WORK REQUIRED
In the data that follows, count the lines in which the word "nBeverages" occurs, and report that figure alone.

RECORDS SUPPLIED
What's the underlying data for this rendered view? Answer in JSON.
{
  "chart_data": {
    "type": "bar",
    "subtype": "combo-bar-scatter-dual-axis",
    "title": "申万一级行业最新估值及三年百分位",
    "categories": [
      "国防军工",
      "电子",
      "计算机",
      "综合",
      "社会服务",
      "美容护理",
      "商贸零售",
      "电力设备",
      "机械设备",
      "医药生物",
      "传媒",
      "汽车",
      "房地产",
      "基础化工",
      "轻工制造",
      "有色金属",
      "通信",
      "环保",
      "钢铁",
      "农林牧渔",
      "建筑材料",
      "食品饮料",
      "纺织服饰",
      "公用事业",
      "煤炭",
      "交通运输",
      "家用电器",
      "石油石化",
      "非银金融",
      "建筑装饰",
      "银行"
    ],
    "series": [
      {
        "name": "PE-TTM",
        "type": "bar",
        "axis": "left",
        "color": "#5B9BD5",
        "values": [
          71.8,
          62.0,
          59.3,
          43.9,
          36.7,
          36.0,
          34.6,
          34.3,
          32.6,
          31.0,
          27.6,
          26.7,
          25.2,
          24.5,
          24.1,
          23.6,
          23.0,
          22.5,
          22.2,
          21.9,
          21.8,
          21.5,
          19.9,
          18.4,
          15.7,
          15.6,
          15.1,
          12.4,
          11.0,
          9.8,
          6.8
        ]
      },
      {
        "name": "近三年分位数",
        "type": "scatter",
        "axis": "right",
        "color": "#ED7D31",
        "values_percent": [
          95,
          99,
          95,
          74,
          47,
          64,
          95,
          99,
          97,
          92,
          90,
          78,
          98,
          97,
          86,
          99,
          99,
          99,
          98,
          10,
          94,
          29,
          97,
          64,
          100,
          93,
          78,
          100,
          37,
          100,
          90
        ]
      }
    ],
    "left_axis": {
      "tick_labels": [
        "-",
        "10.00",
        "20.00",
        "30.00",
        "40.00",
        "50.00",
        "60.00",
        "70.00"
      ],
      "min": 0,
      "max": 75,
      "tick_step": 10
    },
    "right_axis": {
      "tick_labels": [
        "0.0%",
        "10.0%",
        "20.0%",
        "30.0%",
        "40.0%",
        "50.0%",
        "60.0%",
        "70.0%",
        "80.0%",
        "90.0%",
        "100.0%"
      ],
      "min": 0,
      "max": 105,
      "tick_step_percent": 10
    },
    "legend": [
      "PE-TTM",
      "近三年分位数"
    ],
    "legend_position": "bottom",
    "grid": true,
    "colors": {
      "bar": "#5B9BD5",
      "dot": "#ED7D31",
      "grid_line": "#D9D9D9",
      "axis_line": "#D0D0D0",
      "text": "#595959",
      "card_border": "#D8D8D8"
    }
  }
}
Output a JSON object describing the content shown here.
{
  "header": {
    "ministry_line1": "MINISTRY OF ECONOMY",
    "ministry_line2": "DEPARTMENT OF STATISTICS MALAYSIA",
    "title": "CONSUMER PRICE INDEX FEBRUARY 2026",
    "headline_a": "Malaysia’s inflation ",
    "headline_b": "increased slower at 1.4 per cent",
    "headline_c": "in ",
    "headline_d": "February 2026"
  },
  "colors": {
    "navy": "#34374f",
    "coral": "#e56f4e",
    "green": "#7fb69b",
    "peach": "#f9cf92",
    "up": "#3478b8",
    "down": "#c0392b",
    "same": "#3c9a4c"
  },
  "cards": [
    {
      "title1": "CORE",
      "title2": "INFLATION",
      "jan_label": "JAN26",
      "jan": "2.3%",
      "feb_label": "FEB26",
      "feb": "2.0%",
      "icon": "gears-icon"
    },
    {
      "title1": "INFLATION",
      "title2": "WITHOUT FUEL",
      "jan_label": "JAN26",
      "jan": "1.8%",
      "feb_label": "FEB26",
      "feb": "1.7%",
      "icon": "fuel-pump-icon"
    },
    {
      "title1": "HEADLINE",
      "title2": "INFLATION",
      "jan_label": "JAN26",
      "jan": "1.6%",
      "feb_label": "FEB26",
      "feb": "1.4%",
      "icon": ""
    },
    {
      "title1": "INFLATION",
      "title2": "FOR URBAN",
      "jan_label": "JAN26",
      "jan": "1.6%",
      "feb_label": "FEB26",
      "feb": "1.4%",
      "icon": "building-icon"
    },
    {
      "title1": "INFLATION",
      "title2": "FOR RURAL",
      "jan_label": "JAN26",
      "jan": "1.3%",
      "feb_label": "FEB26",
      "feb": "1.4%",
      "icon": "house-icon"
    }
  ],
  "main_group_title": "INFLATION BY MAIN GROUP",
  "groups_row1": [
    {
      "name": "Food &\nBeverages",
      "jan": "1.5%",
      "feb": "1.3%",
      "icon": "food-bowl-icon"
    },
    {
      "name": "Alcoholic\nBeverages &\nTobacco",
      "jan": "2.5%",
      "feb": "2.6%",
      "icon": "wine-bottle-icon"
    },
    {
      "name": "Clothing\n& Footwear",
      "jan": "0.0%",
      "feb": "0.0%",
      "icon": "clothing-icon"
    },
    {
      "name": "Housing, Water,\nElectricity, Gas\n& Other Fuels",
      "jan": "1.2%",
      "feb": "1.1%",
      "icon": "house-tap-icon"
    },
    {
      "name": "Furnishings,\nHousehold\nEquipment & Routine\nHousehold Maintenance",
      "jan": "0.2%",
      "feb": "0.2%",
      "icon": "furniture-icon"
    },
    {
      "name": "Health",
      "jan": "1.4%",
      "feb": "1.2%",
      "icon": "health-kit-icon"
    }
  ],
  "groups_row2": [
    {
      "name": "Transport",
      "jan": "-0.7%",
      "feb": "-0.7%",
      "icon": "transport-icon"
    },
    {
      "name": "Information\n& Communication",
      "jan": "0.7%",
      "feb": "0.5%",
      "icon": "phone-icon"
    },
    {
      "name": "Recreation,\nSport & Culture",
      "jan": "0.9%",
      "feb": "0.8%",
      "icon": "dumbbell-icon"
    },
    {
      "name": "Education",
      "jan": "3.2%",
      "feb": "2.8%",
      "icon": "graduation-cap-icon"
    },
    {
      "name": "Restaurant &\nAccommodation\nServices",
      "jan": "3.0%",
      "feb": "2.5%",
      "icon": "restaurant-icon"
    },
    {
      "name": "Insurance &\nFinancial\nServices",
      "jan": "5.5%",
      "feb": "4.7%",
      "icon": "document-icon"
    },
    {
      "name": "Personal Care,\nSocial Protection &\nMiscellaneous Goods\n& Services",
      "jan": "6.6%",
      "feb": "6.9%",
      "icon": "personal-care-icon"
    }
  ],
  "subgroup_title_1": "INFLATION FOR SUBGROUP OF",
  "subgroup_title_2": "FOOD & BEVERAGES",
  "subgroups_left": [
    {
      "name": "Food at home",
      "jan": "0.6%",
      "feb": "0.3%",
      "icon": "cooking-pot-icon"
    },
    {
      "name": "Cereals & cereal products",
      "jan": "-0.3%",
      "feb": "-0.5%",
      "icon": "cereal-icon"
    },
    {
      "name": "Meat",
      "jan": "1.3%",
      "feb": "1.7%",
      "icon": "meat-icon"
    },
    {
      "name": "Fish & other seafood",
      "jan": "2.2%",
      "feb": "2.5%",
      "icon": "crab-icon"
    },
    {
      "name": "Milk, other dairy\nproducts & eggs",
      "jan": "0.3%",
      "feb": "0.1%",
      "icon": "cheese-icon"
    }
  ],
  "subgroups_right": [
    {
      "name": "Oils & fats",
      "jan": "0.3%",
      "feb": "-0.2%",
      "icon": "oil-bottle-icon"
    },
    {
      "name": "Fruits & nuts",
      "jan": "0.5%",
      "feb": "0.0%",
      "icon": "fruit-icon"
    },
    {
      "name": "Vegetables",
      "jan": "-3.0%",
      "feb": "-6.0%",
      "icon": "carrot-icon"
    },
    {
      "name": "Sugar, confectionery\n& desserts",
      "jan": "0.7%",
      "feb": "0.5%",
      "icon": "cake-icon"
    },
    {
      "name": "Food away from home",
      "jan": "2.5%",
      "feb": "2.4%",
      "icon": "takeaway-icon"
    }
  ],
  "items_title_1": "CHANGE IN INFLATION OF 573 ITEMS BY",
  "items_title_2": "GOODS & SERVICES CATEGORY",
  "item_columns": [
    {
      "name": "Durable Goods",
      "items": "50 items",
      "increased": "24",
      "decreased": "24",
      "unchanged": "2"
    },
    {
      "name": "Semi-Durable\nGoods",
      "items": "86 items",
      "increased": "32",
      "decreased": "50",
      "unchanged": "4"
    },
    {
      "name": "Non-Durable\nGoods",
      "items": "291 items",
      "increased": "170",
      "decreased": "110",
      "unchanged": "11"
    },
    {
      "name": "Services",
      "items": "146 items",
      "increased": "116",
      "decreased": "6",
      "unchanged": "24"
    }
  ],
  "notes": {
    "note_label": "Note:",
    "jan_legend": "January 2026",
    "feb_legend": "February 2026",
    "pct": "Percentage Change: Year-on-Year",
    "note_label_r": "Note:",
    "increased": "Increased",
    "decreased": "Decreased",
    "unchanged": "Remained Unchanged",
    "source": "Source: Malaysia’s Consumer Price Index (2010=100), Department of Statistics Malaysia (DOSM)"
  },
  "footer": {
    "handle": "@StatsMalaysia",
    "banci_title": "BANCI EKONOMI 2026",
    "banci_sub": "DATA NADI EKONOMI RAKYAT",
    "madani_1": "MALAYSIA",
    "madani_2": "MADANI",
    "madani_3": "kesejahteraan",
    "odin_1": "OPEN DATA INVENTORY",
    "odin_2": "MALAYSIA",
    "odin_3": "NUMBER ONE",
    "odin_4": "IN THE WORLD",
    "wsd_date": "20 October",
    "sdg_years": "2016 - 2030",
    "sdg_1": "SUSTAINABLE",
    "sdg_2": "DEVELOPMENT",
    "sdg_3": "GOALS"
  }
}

FINAL RESULT
2